What you will do: Quote the listing below in its entirety, omitting every image.

>> start Provided data

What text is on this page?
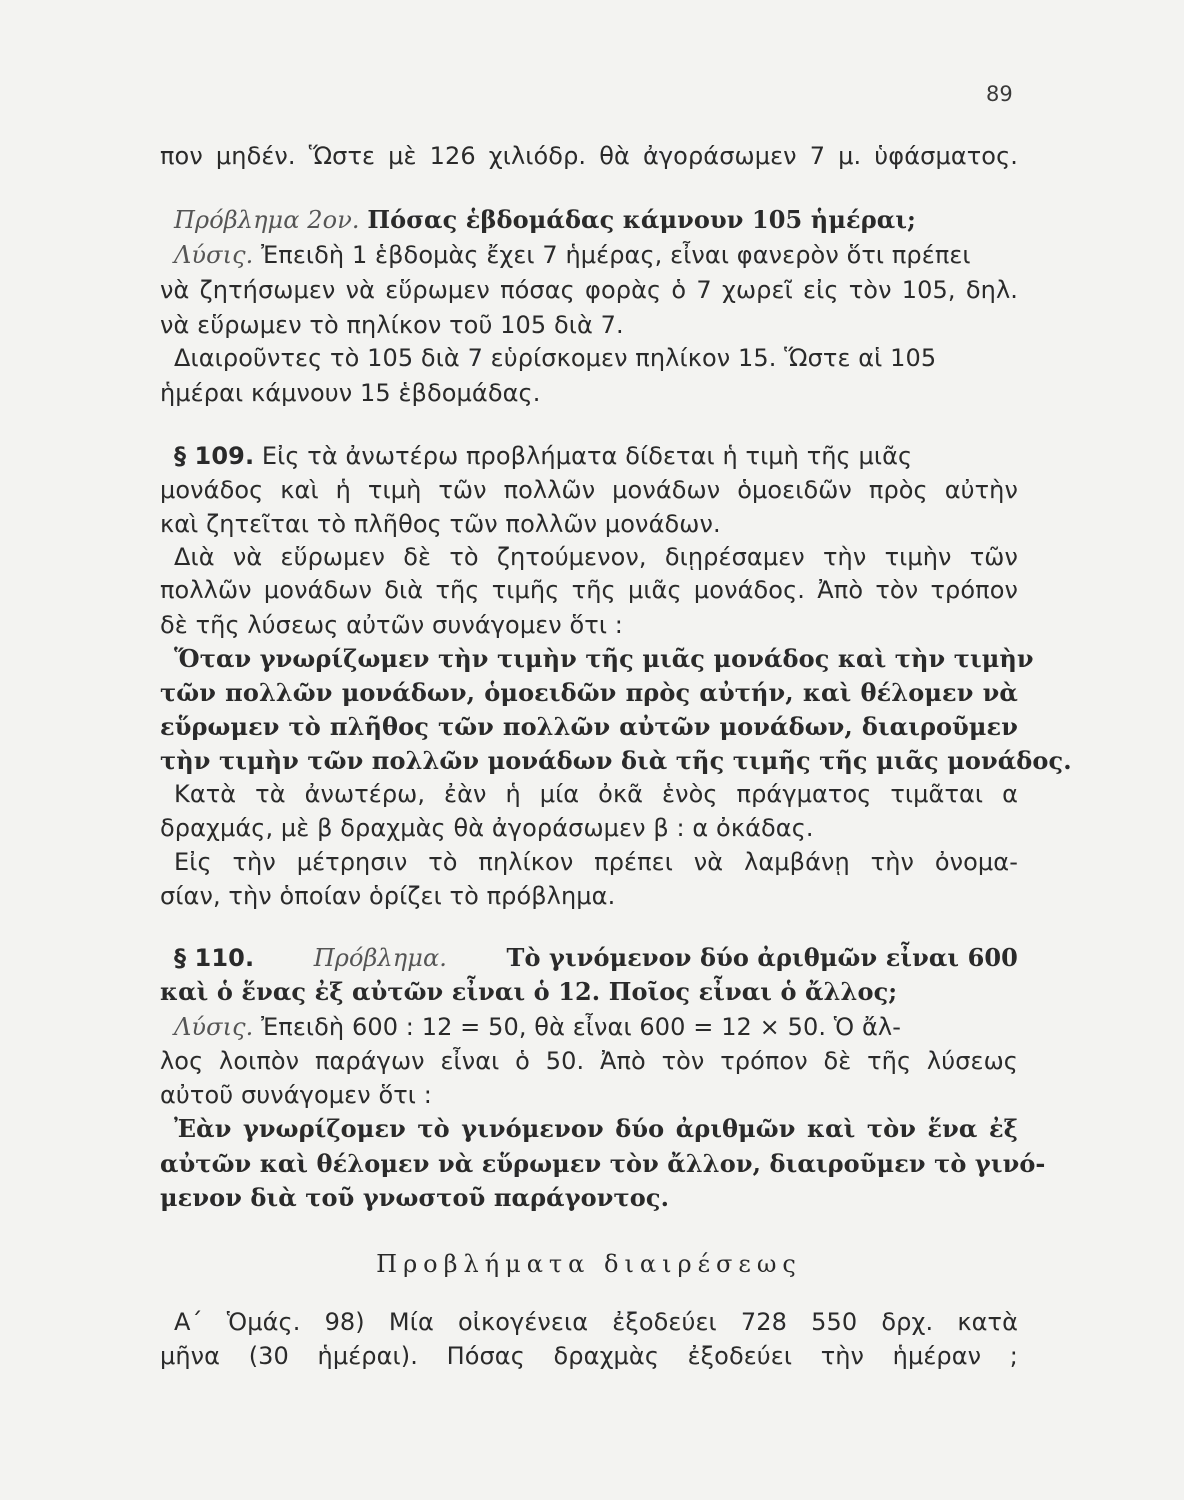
89
πον μηδέν. Ὥστε μὲ 126 χιλιόδρ. θὰ ἀγοράσωμεν 7 μ. ὑφάσματος.
Πρόβλημα 2ον. Πόσας ἑβδομάδας κάμνουν 105 ἡμέραι;
Λύσις. Ἐπειδὴ 1 ἑβδομὰς ἔχει 7 ἡμέρας, εἶναι φανερὸν ὅτι πρέπει
νὰ ζητήσωμεν νὰ εὕρωμεν πόσας φορὰς ὁ 7 χωρεῖ εἰς τὸν 105, δηλ.
νὰ εὕρωμεν τὸ πηλίκον τοῦ 105 διὰ 7.
Διαιροῦντες τὸ 105 διὰ 7 εὑρίσκομεν πηλίκον 15. Ὥστε αἱ 105
ἡμέραι κάμνουν 15 ἑβδομάδας.
§ 109. Εἰς τὰ ἀνωτέρω προβλήματα δίδεται ἡ τιμὴ τῆς μιᾶς
μονάδος καὶ ἡ τιμὴ τῶν πολλῶν μονάδων ὁμοειδῶν πρὸς αὐτὴν
καὶ ζητεῖται τὸ πλῆθος τῶν πολλῶν μονάδων.
Διὰ νὰ εὕρωμεν δὲ τὸ ζητούμενον, διῃρέσαμεν τὴν τιμὴν τῶν
πολλῶν μονάδων διὰ τῆς τιμῆς τῆς μιᾶς μονάδος. Ἀπὸ τὸν τρόπον
δὲ τῆς λύσεως αὐτῶν συνάγομεν ὅτι :
Ὅταν γνωρίζωμεν τὴν τιμὴν τῆς μιᾶς μονάδος καὶ τὴν τιμὴν
τῶν πολλῶν μονάδων, ὁμοειδῶν πρὸς αὐτήν, καὶ θέλομεν νὰ
εὕρωμεν τὸ πλῆθος τῶν πολλῶν αὐτῶν μονάδων, διαιροῦμεν
τὴν τιμὴν τῶν πολλῶν μονάδων διὰ τῆς τιμῆς τῆς μιᾶς μονάδος.
Κατὰ τὰ ἀνωτέρω, ἐὰν ἡ μία ὀκᾶ ἑνὸς πράγματος τιμᾶται α
δραχμάς, μὲ β δραχμὰς θὰ ἀγοράσωμεν β : α ὀκάδας.
Εἰς τὴν μέτρησιν τὸ πηλίκον πρέπει νὰ λαμβάνῃ τὴν ὀνομα-
σίαν, τὴν ὁποίαν ὁρίζει τὸ πρόβλημα.
§ 110. Πρόβλημα. Τὸ γινόμενον δύο ἀριθμῶν εἶναι 600
καὶ ὁ ἕνας ἐξ αὐτῶν εἶναι ὁ 12. Ποῖος εἶναι ὁ ἄλλος;
Λύσις. Ἐπειδὴ 600 : 12 = 50, θὰ εἶναι 600 = 12 × 50. Ὁ ἄλ-
λος λοιπὸν παράγων εἶναι ὁ 50. Ἀπὸ τὸν τρόπον δὲ τῆς λύσεως
αὐτοῦ συνάγομεν ὅτι :
Ἐὰν γνωρίζομεν τὸ γινόμενον δύο ἀριθμῶν καὶ τὸν ἕνα ἐξ
αὐτῶν καὶ θέλομεν νὰ εὕρωμεν τὸν ἄλλον, διαιροῦμεν τὸ γινό-
μενον διὰ τοῦ γνωστοῦ παράγοντος.
Προβλήματα διαιρέσεως
Α΄ Ὁμάς. 98) Μία οἰκογένεια ἐξοδεύει 728 550 δρχ. κατὰ
μῆνα (30 ἡμέραι). Πόσας δραχμὰς ἐξοδεύει τὴν ἡμέραν ;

>> end Provided data

Output of the exercise:
What text is on this page?
89
πον μηδέν. Ὥστε μὲ 126 χιλιόδρ. θὰ ἀγοράσωμεν 7 μ. ὑφάσματος.
Πρόβλημα 2ον. Πόσας ἑβδομάδας κάμνουν 105 ἡμέραι;
Λύσις. Ἐπειδὴ 1 ἑβδομὰς ἔχει 7 ἡμέρας, εἶναι φανερὸν ὅτι πρέπει
νὰ ζητήσωμεν νὰ εὕρωμεν πόσας φορὰς ὁ 7 χωρεῖ εἰς τὸν 105, δηλ.
νὰ εὕρωμεν τὸ πηλίκον τοῦ 105 διὰ 7.
Διαιροῦντες τὸ 105 διὰ 7 εὑρίσκομεν πηλίκον 15. Ὥστε αἱ 105
ἡμέραι κάμνουν 15 ἑβδομάδας.
§ 109. Εἰς τὰ ἀνωτέρω προβλήματα δίδεται ἡ τιμὴ τῆς μιᾶς
μονάδος καὶ ἡ τιμὴ τῶν πολλῶν μονάδων ὁμοειδῶν πρὸς αὐτὴν
καὶ ζητεῖται τὸ πλῆθος τῶν πολλῶν μονάδων.
Διὰ νὰ εὕρωμεν δὲ τὸ ζητούμενον, διῃρέσαμεν τὴν τιμὴν τῶν
πολλῶν μονάδων διὰ τῆς τιμῆς τῆς μιᾶς μονάδος. Ἀπὸ τὸν τρόπον
δὲ τῆς λύσεως αὐτῶν συνάγομεν ὅτι :
Ὅταν γνωρίζωμεν τὴν τιμὴν τῆς μιᾶς μονάδος καὶ τὴν τιμὴν
τῶν πολλῶν μονάδων, ὁμοειδῶν πρὸς αὐτήν, καὶ θέλομεν νὰ
εὕρωμεν τὸ πλῆθος τῶν πολλῶν αὐτῶν μονάδων, διαιροῦμεν
τὴν τιμὴν τῶν πολλῶν μονάδων διὰ τῆς τιμῆς τῆς μιᾶς μονάδος.
Κατὰ τὰ ἀνωτέρω, ἐὰν ἡ μία ὀκᾶ ἑνὸς πράγματος τιμᾶται α
δραχμάς, μὲ β δραχμὰς θὰ ἀγοράσωμεν β : α ὀκάδας.
Εἰς τὴν μέτρησιν τὸ πηλίκον πρέπει νὰ λαμβάνῃ τὴν ὀνομα-
σίαν, τὴν ὁποίαν ὁρίζει τὸ πρόβλημα.
§ 110. Πρόβλημα. Τὸ γινόμενον δύο ἀριθμῶν εἶναι 600
καὶ ὁ ἕνας ἐξ αὐτῶν εἶναι ὁ 12. Ποῖος εἶναι ὁ ἄλλος;
Λύσις. Ἐπειδὴ 600 : 12 = 50, θὰ εἶναι 600 = 12 × 50. Ὁ ἄλ-
λος λοιπὸν παράγων εἶναι ὁ 50. Ἀπὸ τὸν τρόπον δὲ τῆς λύσεως
αὐτοῦ συνάγομεν ὅτι :
Ἐὰν γνωρίζομεν τὸ γινόμενον δύο ἀριθμῶν καὶ τὸν ἕνα ἐξ
αὐτῶν καὶ θέλομεν νὰ εὕρωμεν τὸν ἄλλον, διαιροῦμεν τὸ γινό-
μενον διὰ τοῦ γνωστοῦ παράγοντος.
Προβλήματα διαιρέσεως
Α΄ Ὁμάς. 98) Μία οἰκογένεια ἐξοδεύει 728 550 δρχ. κατὰ
μῆνα (30 ἡμέραι). Πόσας δραχμὰς ἐξοδεύει τὴν ἡμέραν ;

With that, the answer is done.